**Exercise goal**
Determine how many lines in these records hold "this". Only the number is wanted.
===== Records to process =====
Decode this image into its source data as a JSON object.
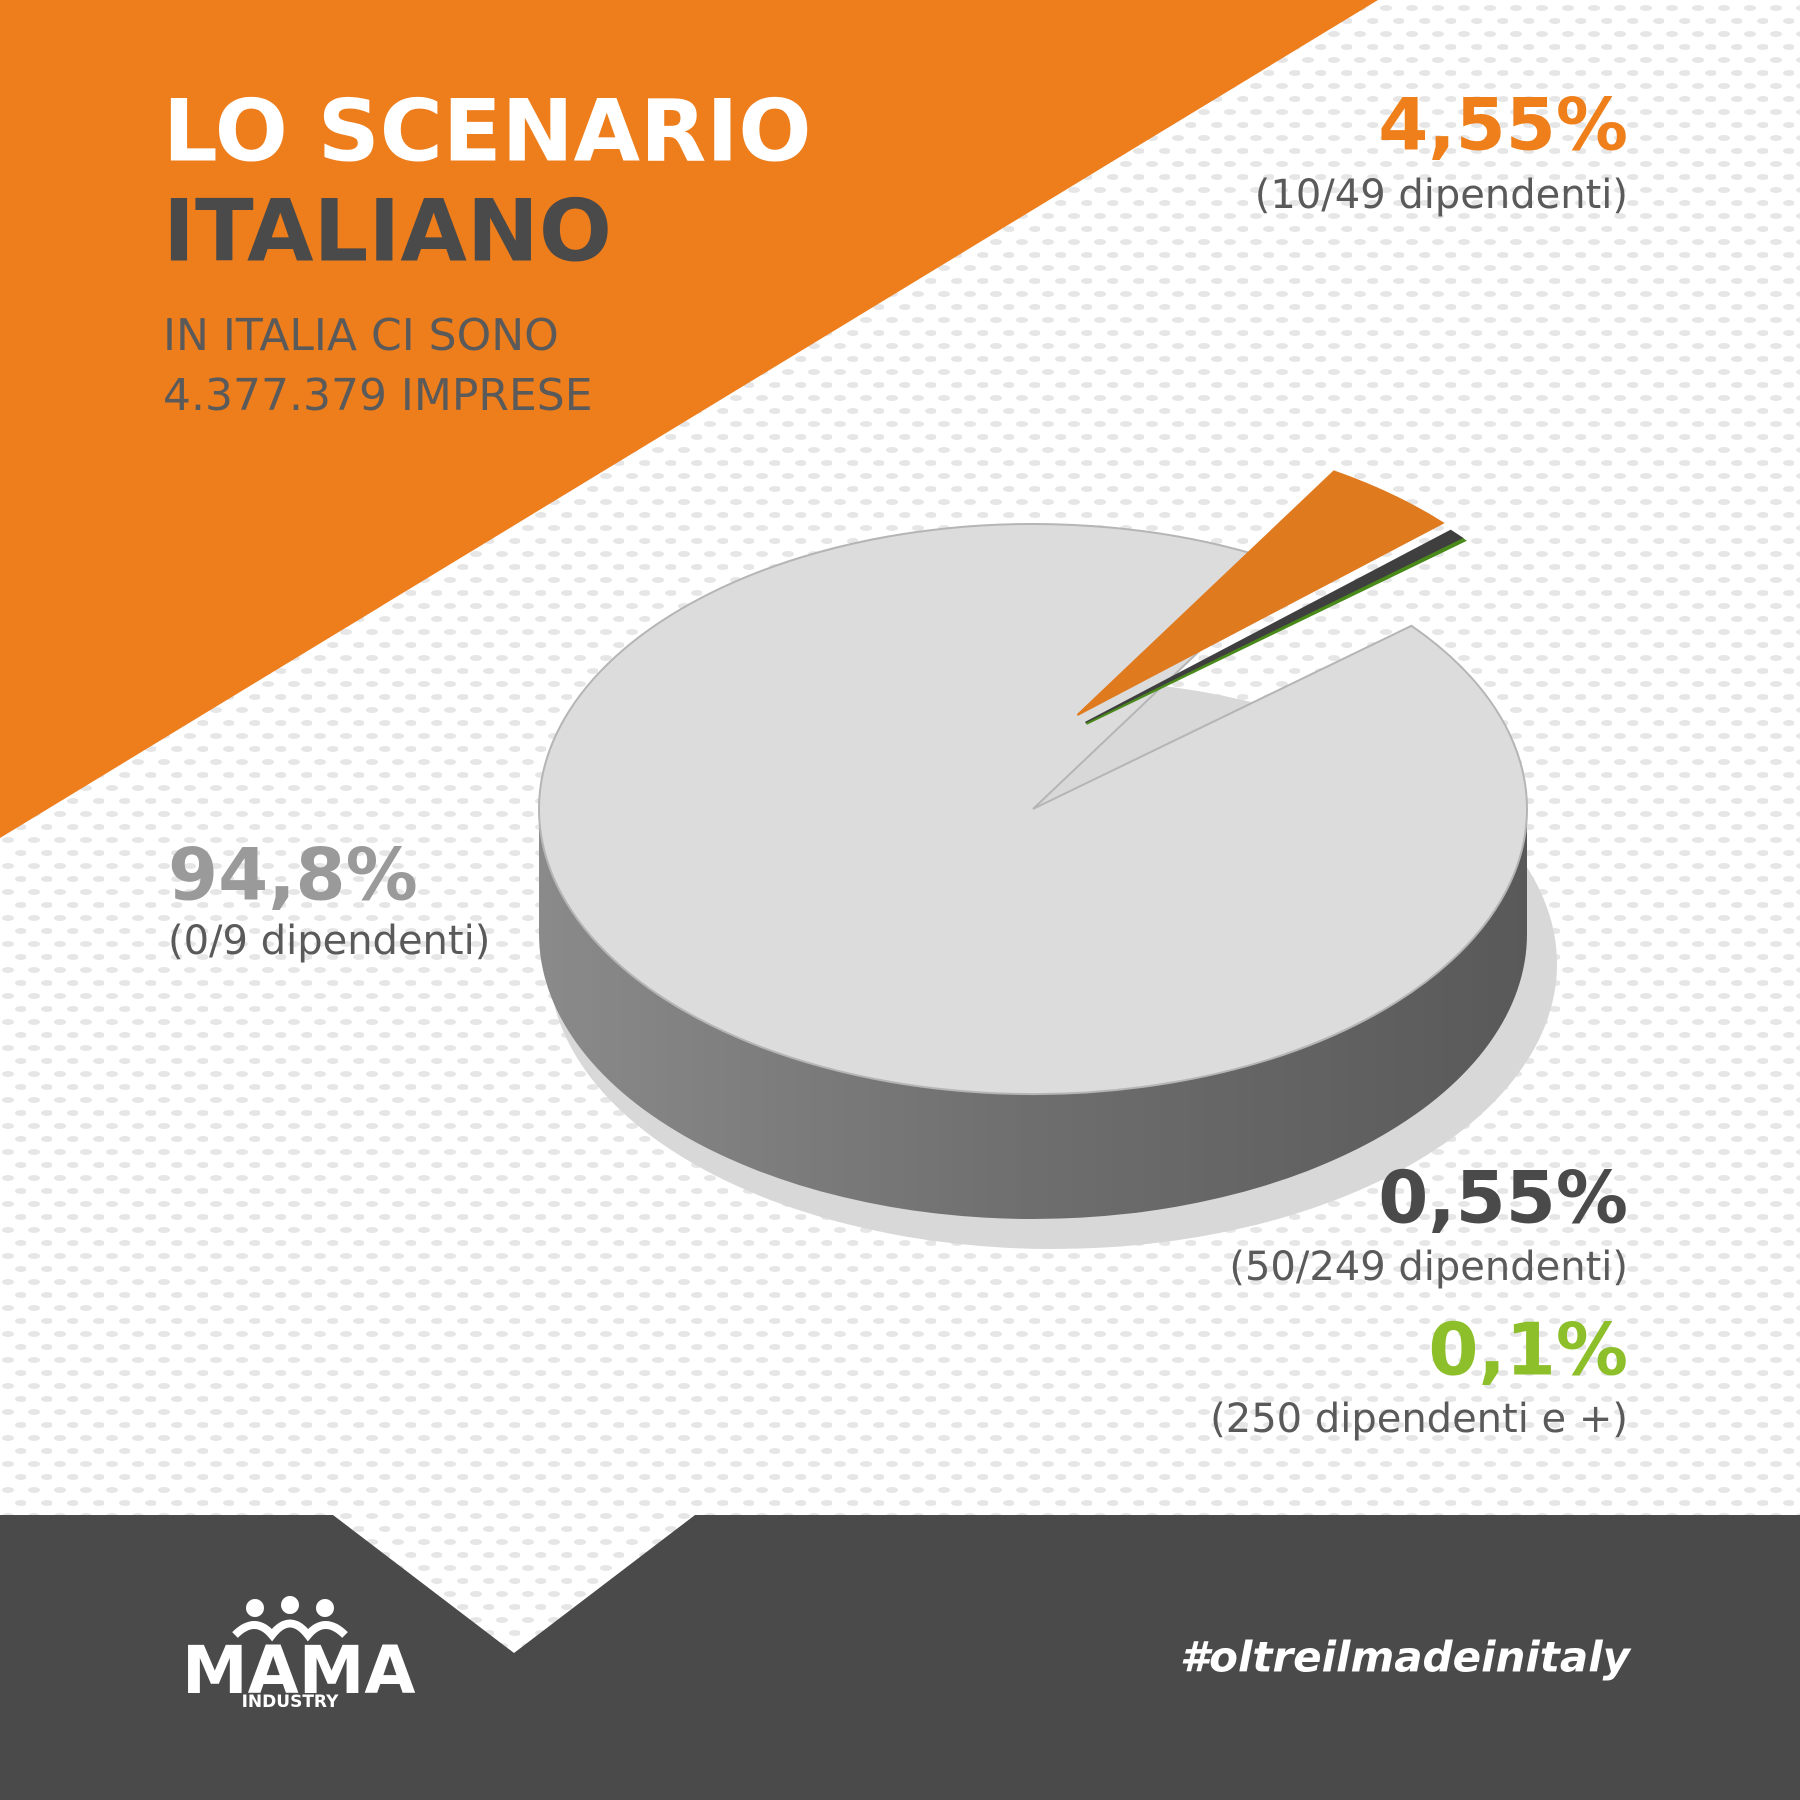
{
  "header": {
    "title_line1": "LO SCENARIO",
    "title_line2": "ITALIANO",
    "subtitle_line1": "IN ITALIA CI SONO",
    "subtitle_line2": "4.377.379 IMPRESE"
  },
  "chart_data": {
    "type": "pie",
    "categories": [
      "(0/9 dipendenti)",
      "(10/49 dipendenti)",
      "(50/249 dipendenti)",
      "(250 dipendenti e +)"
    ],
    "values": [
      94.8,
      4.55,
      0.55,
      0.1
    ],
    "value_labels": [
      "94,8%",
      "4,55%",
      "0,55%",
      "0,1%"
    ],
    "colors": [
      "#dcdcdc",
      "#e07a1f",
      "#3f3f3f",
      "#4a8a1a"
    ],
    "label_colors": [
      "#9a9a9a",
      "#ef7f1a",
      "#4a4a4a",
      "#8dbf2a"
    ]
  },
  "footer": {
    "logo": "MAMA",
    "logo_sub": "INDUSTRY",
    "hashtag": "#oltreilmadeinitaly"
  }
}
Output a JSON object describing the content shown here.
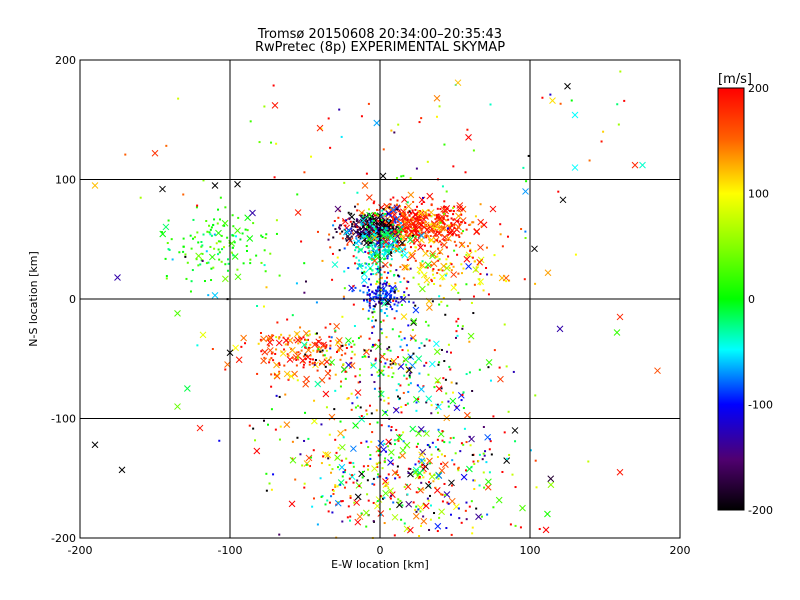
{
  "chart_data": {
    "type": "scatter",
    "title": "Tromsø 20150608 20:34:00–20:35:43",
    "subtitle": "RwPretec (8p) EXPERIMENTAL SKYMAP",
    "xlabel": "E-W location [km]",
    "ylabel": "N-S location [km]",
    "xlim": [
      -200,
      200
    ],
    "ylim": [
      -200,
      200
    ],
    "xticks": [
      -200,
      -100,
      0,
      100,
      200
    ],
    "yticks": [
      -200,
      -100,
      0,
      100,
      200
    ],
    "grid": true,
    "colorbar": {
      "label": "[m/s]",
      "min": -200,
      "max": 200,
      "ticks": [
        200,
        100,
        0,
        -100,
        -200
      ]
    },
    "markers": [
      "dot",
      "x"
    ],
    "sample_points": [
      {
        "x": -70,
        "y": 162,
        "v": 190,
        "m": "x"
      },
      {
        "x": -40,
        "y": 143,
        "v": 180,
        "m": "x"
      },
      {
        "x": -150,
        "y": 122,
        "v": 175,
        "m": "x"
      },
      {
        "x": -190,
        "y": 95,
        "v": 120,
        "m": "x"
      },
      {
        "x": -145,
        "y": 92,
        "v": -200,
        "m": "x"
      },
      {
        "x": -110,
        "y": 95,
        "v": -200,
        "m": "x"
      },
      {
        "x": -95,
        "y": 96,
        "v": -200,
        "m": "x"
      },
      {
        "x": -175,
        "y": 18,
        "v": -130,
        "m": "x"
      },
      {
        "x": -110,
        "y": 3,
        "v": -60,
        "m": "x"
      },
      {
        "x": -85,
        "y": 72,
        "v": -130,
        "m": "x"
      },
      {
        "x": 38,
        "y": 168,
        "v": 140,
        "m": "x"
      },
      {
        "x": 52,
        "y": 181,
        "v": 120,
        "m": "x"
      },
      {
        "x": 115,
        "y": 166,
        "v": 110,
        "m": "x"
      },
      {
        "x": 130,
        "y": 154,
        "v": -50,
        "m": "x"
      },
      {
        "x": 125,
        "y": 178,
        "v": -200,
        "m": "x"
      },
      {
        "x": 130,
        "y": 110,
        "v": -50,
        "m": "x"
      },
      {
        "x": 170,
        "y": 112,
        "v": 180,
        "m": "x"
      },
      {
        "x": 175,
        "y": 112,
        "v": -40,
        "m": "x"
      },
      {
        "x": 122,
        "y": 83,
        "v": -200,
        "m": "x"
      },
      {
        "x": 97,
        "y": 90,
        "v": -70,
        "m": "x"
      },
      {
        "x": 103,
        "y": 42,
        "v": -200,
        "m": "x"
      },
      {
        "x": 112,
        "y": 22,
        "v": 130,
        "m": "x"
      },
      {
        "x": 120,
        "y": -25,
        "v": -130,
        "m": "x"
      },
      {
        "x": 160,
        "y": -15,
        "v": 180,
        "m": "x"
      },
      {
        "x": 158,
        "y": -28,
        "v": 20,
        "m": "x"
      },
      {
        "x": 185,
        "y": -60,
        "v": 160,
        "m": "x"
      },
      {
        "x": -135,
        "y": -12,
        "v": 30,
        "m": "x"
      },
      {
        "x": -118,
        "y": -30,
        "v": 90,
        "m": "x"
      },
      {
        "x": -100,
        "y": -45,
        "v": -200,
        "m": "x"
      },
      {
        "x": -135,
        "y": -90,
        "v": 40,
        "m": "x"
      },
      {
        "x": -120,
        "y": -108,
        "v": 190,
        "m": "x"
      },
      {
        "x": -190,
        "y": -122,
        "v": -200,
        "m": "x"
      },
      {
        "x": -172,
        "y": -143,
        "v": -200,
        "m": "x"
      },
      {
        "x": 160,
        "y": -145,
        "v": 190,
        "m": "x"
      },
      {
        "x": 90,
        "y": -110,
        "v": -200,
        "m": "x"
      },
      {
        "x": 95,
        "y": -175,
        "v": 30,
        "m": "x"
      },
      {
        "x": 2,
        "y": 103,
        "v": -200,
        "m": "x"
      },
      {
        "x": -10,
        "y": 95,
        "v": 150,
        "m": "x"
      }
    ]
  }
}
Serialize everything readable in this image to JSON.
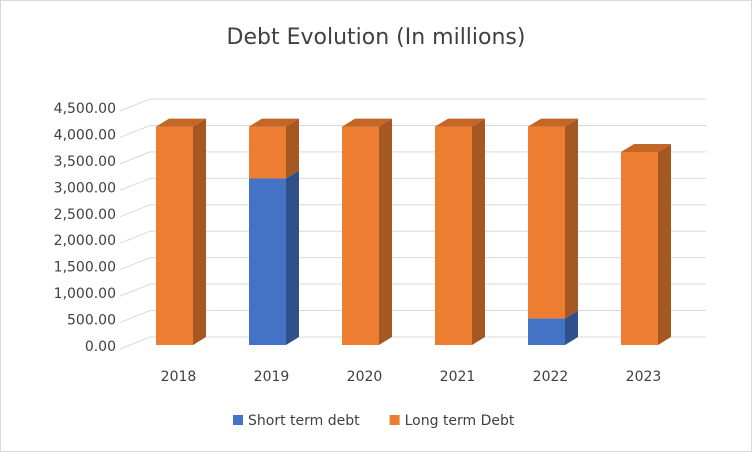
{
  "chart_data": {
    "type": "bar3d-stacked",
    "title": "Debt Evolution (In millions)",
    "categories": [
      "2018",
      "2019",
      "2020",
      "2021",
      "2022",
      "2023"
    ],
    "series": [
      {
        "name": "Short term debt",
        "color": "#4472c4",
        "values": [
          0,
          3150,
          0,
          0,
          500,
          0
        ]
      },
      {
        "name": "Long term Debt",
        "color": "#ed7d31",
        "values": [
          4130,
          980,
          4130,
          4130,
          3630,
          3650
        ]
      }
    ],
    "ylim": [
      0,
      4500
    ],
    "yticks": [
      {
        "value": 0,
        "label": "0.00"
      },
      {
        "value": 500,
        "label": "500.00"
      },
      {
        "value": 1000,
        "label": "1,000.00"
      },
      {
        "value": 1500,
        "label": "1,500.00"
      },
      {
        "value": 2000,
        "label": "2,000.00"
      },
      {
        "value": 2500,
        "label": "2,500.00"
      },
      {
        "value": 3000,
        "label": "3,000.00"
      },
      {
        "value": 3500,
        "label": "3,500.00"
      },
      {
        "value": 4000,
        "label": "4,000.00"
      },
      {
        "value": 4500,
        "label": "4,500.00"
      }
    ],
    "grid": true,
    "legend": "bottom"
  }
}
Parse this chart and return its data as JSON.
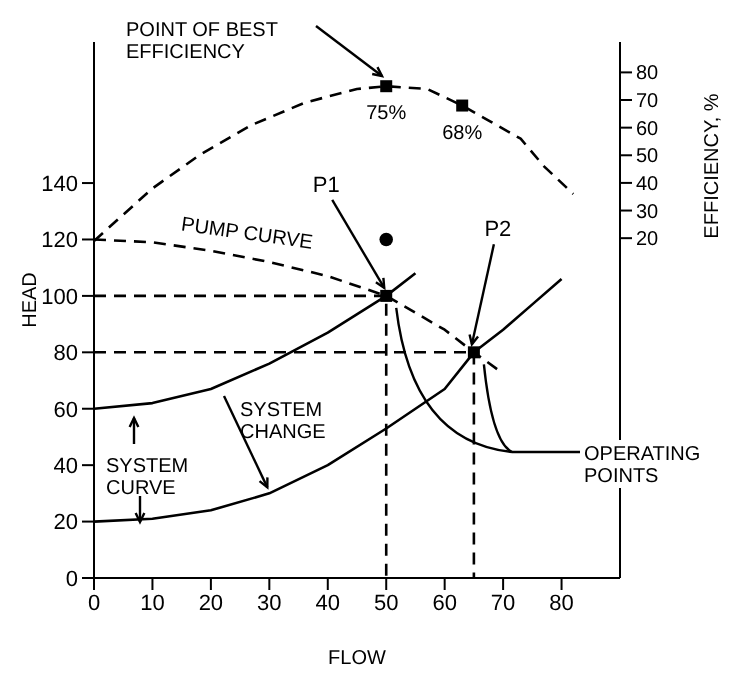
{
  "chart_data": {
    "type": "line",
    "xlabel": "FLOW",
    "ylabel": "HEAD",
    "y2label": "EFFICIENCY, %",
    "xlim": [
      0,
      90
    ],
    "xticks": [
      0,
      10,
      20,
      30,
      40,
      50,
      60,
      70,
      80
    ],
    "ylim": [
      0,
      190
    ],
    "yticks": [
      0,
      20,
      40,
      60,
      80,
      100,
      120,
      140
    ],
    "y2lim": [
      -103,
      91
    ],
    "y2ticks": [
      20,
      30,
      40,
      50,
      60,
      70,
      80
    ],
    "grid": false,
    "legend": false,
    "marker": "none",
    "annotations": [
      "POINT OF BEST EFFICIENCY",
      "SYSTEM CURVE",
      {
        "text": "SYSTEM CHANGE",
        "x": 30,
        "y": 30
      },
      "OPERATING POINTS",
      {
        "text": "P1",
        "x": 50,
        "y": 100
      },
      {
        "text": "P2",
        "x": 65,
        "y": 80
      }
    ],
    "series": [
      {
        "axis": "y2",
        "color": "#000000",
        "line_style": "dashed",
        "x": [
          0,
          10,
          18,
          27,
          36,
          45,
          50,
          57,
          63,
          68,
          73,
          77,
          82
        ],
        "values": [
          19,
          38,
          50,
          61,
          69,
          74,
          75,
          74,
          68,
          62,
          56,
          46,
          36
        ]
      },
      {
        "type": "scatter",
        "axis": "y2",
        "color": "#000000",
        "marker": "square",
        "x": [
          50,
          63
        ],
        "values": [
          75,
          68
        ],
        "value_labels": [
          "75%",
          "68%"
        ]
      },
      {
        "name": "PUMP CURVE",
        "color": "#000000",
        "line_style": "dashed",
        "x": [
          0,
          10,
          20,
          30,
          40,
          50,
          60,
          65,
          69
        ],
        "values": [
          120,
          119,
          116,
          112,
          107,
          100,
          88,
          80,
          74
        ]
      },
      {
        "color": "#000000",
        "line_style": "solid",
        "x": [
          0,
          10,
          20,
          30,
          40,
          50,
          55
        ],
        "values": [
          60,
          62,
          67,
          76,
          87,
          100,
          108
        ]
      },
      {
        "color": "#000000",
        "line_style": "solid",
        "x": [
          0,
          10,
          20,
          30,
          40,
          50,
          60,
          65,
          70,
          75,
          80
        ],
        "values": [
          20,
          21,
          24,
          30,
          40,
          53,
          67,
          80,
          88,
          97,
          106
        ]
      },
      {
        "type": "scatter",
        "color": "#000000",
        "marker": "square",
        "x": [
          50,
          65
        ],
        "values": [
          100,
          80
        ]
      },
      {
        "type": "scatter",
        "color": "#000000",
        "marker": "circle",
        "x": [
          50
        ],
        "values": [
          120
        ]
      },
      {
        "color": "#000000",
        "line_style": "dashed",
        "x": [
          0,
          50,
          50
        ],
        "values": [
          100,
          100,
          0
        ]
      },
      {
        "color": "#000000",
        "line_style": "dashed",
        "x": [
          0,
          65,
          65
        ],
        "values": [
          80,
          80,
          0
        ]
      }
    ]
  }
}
=====
**Final result**
3